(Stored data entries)
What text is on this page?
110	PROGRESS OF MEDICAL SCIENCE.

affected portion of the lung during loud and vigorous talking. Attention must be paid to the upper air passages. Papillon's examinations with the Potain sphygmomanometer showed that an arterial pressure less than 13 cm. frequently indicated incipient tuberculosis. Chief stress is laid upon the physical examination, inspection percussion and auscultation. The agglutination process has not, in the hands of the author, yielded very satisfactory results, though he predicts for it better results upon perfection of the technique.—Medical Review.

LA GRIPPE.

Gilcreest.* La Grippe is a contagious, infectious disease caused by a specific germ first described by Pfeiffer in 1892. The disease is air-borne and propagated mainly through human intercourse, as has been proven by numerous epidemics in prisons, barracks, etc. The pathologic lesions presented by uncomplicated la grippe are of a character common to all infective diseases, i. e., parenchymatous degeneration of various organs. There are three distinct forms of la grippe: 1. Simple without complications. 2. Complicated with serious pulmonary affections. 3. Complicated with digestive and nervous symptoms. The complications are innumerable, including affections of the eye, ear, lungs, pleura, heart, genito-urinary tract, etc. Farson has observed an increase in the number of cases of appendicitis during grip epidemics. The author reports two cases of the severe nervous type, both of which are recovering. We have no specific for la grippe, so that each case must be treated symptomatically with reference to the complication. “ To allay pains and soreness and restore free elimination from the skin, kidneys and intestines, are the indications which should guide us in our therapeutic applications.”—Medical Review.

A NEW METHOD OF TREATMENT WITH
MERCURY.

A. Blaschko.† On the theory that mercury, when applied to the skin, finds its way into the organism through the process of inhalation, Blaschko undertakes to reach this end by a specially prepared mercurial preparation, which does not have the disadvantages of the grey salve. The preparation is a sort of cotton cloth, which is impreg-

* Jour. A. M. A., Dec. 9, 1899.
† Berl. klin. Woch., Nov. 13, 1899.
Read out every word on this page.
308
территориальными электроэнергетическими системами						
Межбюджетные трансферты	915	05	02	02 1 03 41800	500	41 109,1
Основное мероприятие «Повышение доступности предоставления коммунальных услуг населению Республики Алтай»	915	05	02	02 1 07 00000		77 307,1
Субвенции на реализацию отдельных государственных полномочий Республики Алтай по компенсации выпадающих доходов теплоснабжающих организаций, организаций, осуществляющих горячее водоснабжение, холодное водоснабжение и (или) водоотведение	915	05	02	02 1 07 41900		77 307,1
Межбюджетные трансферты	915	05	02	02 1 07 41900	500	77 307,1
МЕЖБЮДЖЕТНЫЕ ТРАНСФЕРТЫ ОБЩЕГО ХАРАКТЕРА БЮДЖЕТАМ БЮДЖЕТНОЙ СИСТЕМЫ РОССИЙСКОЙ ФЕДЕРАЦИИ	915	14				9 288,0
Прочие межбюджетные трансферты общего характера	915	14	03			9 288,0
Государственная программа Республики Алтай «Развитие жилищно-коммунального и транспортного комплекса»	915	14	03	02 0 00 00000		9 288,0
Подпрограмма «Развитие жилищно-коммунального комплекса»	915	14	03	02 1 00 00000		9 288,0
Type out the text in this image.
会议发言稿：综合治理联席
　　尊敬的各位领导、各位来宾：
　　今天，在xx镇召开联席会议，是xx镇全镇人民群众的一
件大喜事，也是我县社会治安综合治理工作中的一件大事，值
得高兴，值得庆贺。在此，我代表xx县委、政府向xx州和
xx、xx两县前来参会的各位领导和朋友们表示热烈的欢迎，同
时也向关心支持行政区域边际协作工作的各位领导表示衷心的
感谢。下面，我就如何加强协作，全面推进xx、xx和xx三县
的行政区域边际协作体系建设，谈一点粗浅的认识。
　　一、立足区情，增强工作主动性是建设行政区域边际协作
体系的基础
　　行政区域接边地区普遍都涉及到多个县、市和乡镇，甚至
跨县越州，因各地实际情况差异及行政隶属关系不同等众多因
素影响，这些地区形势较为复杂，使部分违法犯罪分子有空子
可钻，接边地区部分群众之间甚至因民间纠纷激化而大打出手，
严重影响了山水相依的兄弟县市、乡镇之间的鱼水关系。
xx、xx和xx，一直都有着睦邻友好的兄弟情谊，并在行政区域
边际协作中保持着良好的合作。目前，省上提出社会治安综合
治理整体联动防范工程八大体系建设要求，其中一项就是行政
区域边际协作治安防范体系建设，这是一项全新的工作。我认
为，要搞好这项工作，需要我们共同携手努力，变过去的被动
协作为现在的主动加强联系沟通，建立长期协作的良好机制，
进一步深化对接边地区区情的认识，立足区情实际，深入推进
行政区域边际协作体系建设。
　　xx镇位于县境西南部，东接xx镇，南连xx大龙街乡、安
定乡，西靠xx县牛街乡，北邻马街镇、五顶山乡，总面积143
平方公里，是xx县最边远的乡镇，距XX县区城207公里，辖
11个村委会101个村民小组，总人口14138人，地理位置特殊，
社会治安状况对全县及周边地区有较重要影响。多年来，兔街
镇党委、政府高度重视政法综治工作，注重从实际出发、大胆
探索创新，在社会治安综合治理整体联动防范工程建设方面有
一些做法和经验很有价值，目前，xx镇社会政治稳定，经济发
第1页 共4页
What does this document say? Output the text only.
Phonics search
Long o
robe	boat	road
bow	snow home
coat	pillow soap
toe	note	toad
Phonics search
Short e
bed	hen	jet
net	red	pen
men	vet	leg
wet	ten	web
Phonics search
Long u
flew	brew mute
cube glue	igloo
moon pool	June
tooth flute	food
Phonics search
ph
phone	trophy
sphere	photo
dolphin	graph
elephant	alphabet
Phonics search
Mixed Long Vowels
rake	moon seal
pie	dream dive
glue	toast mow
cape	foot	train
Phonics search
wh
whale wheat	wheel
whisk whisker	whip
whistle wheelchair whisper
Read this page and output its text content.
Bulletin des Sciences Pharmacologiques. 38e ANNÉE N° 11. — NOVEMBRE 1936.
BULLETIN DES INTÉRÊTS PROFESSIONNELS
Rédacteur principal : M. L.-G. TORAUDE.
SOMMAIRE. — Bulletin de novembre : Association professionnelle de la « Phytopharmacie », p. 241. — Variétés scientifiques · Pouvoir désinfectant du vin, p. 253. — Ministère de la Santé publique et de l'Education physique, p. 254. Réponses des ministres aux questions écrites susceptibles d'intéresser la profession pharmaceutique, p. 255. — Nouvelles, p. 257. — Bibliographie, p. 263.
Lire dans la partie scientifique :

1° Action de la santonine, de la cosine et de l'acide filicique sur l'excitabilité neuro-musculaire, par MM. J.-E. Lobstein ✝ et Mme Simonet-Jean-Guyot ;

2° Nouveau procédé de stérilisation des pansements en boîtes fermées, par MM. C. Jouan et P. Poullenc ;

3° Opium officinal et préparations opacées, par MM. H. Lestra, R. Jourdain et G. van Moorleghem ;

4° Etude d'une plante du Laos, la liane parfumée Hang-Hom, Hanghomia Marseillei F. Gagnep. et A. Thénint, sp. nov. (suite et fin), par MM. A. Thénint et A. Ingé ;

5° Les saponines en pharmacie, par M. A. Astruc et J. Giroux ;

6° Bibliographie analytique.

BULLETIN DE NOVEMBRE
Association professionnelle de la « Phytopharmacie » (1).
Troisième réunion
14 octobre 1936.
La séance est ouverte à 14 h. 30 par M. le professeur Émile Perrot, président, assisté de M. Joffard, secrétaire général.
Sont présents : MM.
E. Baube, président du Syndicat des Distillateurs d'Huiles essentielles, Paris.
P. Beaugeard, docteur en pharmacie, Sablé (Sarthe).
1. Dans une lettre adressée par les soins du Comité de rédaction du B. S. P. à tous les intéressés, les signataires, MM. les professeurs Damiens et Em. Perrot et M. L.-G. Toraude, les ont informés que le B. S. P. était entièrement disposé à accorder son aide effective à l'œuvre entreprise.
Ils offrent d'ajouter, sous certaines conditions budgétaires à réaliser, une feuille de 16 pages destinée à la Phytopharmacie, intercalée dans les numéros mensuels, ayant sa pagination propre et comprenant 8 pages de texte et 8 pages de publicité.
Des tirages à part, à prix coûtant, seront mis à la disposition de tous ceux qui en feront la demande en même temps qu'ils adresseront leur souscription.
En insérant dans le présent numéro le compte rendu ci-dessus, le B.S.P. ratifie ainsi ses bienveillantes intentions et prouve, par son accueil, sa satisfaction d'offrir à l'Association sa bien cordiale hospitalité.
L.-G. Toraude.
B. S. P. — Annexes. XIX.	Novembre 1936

> Stated goal:
Above are the entries; count how many of their lines contain the word "this" and give only that number.

> Final result:
6